(Data records)
········

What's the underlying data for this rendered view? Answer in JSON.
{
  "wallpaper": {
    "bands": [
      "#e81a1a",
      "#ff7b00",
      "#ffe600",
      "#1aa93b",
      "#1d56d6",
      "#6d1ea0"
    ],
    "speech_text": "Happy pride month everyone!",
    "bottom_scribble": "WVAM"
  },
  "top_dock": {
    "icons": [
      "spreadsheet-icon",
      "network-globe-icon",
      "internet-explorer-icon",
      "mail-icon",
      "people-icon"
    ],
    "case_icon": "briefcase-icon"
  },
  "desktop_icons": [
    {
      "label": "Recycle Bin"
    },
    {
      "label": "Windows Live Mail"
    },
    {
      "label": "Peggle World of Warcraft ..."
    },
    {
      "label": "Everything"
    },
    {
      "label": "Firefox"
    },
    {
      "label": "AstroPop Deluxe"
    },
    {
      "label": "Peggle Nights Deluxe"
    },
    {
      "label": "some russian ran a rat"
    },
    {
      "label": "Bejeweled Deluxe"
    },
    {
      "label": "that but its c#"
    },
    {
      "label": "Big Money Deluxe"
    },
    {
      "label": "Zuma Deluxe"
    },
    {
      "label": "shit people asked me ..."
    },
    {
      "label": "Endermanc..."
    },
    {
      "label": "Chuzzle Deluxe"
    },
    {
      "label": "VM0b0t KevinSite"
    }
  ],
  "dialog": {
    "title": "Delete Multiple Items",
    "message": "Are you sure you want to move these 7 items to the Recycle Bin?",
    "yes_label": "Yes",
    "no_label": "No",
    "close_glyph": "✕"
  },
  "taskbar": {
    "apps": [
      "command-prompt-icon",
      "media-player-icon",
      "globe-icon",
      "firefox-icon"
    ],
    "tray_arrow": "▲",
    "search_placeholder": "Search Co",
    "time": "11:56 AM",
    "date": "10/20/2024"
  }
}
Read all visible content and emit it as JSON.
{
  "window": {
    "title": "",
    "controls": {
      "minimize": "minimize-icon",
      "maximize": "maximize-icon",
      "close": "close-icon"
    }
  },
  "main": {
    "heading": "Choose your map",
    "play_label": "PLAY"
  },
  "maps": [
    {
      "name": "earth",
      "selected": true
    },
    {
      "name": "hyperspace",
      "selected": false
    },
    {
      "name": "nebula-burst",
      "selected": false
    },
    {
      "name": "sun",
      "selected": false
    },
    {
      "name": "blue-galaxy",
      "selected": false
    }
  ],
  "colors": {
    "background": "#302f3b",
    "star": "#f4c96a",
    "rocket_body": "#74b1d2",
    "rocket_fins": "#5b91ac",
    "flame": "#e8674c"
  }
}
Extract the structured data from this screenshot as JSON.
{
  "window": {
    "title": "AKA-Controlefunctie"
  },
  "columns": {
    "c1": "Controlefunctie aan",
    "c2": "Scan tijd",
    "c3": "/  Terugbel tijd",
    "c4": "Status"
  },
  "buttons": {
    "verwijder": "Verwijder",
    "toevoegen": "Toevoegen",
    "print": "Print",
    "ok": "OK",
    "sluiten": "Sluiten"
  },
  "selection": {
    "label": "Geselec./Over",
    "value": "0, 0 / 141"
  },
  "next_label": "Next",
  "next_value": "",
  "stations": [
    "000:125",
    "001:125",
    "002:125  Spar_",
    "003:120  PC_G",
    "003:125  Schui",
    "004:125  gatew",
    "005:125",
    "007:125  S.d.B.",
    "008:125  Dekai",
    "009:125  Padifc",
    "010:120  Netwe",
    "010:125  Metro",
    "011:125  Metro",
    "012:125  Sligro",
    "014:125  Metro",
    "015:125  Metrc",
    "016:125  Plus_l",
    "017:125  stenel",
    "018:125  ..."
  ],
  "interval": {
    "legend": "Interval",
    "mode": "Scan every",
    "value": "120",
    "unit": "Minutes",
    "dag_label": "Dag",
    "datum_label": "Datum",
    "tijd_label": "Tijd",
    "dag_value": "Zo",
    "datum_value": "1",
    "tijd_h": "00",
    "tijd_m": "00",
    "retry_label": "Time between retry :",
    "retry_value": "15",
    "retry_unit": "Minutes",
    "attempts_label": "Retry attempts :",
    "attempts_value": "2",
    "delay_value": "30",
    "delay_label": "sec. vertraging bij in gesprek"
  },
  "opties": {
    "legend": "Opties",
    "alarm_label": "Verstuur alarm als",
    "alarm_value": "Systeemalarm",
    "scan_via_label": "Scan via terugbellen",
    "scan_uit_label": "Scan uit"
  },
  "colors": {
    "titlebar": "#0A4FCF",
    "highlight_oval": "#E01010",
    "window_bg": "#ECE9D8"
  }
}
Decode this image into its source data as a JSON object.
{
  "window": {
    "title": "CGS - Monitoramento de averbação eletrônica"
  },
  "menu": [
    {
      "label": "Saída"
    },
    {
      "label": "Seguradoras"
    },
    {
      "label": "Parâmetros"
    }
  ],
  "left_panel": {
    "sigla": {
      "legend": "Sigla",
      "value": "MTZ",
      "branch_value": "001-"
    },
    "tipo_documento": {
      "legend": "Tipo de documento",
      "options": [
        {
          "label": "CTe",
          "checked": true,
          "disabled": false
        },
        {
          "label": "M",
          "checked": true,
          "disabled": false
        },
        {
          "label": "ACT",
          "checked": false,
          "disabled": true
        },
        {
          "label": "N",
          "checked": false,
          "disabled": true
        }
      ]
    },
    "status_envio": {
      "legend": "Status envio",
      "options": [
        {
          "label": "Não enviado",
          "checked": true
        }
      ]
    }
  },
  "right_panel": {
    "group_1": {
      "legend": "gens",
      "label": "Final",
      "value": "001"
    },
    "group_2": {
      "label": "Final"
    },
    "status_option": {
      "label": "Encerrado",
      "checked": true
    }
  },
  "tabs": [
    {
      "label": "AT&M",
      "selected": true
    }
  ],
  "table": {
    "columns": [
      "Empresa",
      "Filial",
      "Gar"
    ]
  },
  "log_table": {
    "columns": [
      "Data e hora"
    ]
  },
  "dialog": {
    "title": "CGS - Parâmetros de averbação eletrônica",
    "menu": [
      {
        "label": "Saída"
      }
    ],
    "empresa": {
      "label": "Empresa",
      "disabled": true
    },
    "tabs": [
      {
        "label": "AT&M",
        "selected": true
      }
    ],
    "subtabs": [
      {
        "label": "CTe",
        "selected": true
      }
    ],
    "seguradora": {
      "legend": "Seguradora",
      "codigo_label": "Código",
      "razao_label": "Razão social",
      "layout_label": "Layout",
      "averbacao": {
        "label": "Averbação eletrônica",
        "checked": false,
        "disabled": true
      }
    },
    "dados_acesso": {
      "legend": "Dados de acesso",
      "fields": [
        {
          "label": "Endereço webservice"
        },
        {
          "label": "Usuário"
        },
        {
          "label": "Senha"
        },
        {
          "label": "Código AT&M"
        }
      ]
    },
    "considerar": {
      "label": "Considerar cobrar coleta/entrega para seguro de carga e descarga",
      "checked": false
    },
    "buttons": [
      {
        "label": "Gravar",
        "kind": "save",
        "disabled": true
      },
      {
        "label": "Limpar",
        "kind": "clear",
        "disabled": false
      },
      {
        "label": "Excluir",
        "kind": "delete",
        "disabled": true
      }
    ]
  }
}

········

Your task:
Make an exact copy of the data above.

Finished task:
What's the underlying data for this rendered view? Answer in JSON.
{
  "wallpaper": {
    "bands": [
      "#e81a1a",
      "#ff7b00",
      "#ffe600",
      "#1aa93b",
      "#1d56d6",
      "#6d1ea0"
    ],
    "speech_text": "Happy pride month everyone!",
    "bottom_scribble": "WVAM"
  },
  "top_dock": {
    "icons": [
      "spreadsheet-icon",
      "network-globe-icon",
      "internet-explorer-icon",
      "mail-icon",
      "people-icon"
    ],
    "case_icon": "briefcase-icon"
  },
  "desktop_icons": [
    {
      "label": "Recycle Bin"
    },
    {
      "label": "Windows Live Mail"
    },
    {
      "label": "Peggle World of Warcraft ..."
    },
    {
      "label": "Everything"
    },
    {
      "label": "Firefox"
    },
    {
      "label": "AstroPop Deluxe"
    },
    {
      "label": "Peggle Nights Deluxe"
    },
    {
      "label": "some russian ran a rat"
    },
    {
      "label": "Bejeweled Deluxe"
    },
    {
      "label": "that but its c#"
    },
    {
      "label": "Big Money Deluxe"
    },
    {
      "label": "Zuma Deluxe"
    },
    {
      "label": "shit people asked me ..."
    },
    {
      "label": "Endermanc..."
    },
    {
      "label": "Chuzzle Deluxe"
    },
    {
      "label": "VM0b0t KevinSite"
    }
  ],
  "dialog": {
    "title": "Delete Multiple Items",
    "message": "Are you sure you want to move these 7 items to the Recycle Bin?",
    "yes_label": "Yes",
    "no_label": "No",
    "close_glyph": "✕"
  },
  "taskbar": {
    "apps": [
      "command-prompt-icon",
      "media-player-icon",
      "globe-icon",
      "firefox-icon"
    ],
    "tray_arrow": "▲",
    "search_placeholder": "Search Co",
    "time": "11:56 AM",
    "date": "10/20/2024"
  }
}
Read all visible content and emit it as JSON.
{
  "window": {
    "title": "",
    "controls": {
      "minimize": "minimize-icon",
      "maximize": "maximize-icon",
      "close": "close-icon"
    }
  },
  "main": {
    "heading": "Choose your map",
    "play_label": "PLAY"
  },
  "maps": [
    {
      "name": "earth",
      "selected": true
    },
    {
      "name": "hyperspace",
      "selected": false
    },
    {
      "name": "nebula-burst",
      "selected": false
    },
    {
      "name": "sun",
      "selected": false
    },
    {
      "name": "blue-galaxy",
      "selected": false
    }
  ],
  "colors": {
    "background": "#302f3b",
    "star": "#f4c96a",
    "rocket_body": "#74b1d2",
    "rocket_fins": "#5b91ac",
    "flame": "#e8674c"
  }
}
Extract the structured data from this screenshot as JSON.
{
  "window": {
    "title": "AKA-Controlefunctie"
  },
  "columns": {
    "c1": "Controlefunctie aan",
    "c2": "Scan tijd",
    "c3": "/  Terugbel tijd",
    "c4": "Status"
  },
  "buttons": {
    "verwijder": "Verwijder",
    "toevoegen": "Toevoegen",
    "print": "Print",
    "ok": "OK",
    "sluiten": "Sluiten"
  },
  "selection": {
    "label": "Geselec./Over",
    "value": "0, 0 / 141"
  },
  "next_label": "Next",
  "next_value": "",
  "stations": [
    "000:125",
    "001:125",
    "002:125  Spar_",
    "003:120  PC_G",
    "003:125  Schui",
    "004:125  gatew",
    "005:125",
    "007:125  S.d.B.",
    "008:125  Dekai",
    "009:125  Padifc",
    "010:120  Netwe",
    "010:125  Metro",
    "011:125  Metro",
    "012:125  Sligro",
    "014:125  Metro",
    "015:125  Metrc",
    "016:125  Plus_l",
    "017:125  stenel",
    "018:125  ..."
  ],
  "interval": {
    "legend": "Interval",
    "mode": "Scan every",
    "value": "120",
    "unit": "Minutes",
    "dag_label": "Dag",
    "datum_label": "Datum",
    "tijd_label": "Tijd",
    "dag_value": "Zo",
    "datum_value": "1",
    "tijd_h": "00",
    "tijd_m": "00",
    "retry_label": "Time between retry :",
    "retry_value": "15",
    "retry_unit": "Minutes",
    "attempts_label": "Retry attempts :",
    "attempts_value": "2",
    "delay_value": "30",
    "delay_label": "sec. vertraging bij in gesprek"
  },
  "opties": {
    "legend": "Opties",
    "alarm_label": "Verstuur alarm als",
    "alarm_value": "Systeemalarm",
    "scan_via_label": "Scan via terugbellen",
    "scan_uit_label": "Scan uit"
  },
  "colors": {
    "titlebar": "#0A4FCF",
    "highlight_oval": "#E01010",
    "window_bg": "#ECE9D8"
  }
}
Decode this image into its source data as a JSON object.
{
  "window": {
    "title": "CGS - Monitoramento de averbação eletrônica"
  },
  "menu": [
    {
      "label": "Saída"
    },
    {
      "label": "Seguradoras"
    },
    {
      "label": "Parâmetros"
    }
  ],
  "left_panel": {
    "sigla": {
      "legend": "Sigla",
      "value": "MTZ",
      "branch_value": "001-"
    },
    "tipo_documento": {
      "legend": "Tipo de documento",
      "options": [
        {
          "label": "CTe",
          "checked": true,
          "disabled": false
        },
        {
          "label": "M",
          "checked": true,
          "disabled": false
        },
        {
          "label": "ACT",
          "checked": false,
          "disabled": true
        },
        {
          "label": "N",
          "checked": false,
          "disabled": true
        }
      ]
    },
    "status_envio": {
      "legend": "Status envio",
      "options": [
        {
          "label": "Não enviado",
          "checked": true
        }
      ]
    }
  },
  "right_panel": {
    "group_1": {
      "legend": "gens",
      "label": "Final",
      "value": "001"
    },
    "group_2": {
      "label": "Final"
    },
    "status_option": {
      "label": "Encerrado",
      "checked": true
    }
  },
  "tabs": [
    {
      "label": "AT&M",
      "selected": true
    }
  ],
  "table": {
    "columns": [
      "Empresa",
      "Filial",
      "Gar"
    ]
  },
  "log_table": {
    "columns": [
      "Data e hora"
    ]
  },
  "dialog": {
    "title": "CGS - Parâmetros de averbação eletrônica",
    "menu": [
      {
        "label": "Saída"
      }
    ],
    "empresa": {
      "label": "Empresa",
      "disabled": true
    },
    "tabs": [
      {
        "label": "AT&M",
        "selected": true
      }
    ],
    "subtabs": [
      {
        "label": "CTe",
        "selected": true
      }
    ],
    "seguradora": {
      "legend": "Seguradora",
      "codigo_label": "Código",
      "razao_label": "Razão social",
      "layout_label": "Layout",
      "averbacao": {
        "label": "Averbação eletrônica",
        "checked": false,
        "disabled": true
      }
    },
    "dados_acesso": {
      "legend": "Dados de acesso",
      "fields": [
        {
          "label": "Endereço webservice"
        },
        {
          "label": "Usuário"
        },
        {
          "label": "Senha"
        },
        {
          "label": "Código AT&M"
        }
      ]
    },
    "considerar": {
      "label": "Considerar cobrar coleta/entrega para seguro de carga e descarga",
      "checked": false
    },
    "buttons": [
      {
        "label": "Gravar",
        "kind": "save",
        "disabled": true
      },
      {
        "label": "Limpar",
        "kind": "clear",
        "disabled": false
      },
      {
        "label": "Excluir",
        "kind": "delete",
        "disabled": true
      }
    ]
  }
}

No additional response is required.